[Records]
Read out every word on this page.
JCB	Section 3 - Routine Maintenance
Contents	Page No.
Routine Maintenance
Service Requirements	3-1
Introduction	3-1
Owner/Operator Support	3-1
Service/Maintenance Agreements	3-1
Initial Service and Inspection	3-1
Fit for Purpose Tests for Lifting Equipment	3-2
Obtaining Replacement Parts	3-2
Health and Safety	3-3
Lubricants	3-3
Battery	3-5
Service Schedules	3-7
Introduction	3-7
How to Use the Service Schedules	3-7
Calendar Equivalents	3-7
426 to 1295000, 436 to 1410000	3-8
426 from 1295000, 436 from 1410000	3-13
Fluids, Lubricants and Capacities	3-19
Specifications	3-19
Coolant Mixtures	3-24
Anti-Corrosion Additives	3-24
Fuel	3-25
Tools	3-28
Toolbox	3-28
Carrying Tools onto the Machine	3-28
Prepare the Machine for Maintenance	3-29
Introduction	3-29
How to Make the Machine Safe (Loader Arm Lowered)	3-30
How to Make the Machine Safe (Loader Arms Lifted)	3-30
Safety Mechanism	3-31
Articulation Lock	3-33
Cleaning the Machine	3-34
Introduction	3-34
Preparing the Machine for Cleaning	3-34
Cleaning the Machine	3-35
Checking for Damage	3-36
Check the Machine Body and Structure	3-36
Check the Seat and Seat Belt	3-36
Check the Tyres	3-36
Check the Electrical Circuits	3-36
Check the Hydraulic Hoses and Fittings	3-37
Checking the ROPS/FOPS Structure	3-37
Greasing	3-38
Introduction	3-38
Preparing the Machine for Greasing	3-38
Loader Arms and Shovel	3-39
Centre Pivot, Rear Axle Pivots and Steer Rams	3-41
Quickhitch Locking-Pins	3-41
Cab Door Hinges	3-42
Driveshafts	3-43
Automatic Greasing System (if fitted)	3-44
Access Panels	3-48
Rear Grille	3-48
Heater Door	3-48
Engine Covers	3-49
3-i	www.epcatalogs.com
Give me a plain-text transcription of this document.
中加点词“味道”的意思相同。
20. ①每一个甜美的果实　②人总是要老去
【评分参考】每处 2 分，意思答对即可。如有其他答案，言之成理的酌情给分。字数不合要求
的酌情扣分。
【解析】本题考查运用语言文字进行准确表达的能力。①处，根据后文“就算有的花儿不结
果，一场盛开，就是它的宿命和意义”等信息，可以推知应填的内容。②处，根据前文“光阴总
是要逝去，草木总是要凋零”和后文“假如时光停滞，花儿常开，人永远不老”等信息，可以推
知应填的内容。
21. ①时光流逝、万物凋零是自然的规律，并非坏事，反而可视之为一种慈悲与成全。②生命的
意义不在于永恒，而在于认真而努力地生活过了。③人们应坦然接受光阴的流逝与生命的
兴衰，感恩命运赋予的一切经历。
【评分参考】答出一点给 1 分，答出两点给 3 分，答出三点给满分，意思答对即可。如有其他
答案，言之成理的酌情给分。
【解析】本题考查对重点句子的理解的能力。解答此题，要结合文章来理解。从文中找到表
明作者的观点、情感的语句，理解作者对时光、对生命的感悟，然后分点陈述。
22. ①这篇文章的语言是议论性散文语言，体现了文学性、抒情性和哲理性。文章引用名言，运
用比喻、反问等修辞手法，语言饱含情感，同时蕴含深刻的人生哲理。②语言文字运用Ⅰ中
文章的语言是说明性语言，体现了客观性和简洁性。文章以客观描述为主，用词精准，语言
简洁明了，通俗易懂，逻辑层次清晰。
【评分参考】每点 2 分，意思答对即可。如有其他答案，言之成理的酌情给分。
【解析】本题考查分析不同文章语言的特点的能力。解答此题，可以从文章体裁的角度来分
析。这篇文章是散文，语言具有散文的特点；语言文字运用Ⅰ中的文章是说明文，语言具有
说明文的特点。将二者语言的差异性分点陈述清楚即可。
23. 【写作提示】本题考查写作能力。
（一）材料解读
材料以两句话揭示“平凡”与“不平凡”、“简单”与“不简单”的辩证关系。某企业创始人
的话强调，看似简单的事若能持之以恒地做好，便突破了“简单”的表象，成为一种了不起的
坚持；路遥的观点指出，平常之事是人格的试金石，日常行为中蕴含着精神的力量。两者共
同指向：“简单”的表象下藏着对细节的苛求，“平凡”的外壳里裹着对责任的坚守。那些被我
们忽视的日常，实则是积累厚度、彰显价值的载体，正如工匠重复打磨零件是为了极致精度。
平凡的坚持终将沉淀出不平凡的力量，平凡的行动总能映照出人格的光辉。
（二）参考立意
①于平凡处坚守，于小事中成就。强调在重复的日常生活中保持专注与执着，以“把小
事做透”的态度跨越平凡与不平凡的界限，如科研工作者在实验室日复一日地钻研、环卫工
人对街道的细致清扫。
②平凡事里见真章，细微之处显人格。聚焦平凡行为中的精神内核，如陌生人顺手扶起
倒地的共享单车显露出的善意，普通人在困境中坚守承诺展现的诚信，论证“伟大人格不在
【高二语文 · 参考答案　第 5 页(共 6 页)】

▶ [What to work on] Give the number of lines in the records above that contain the word "Schedules". Reply with that number alone.

▶ [Task result] 2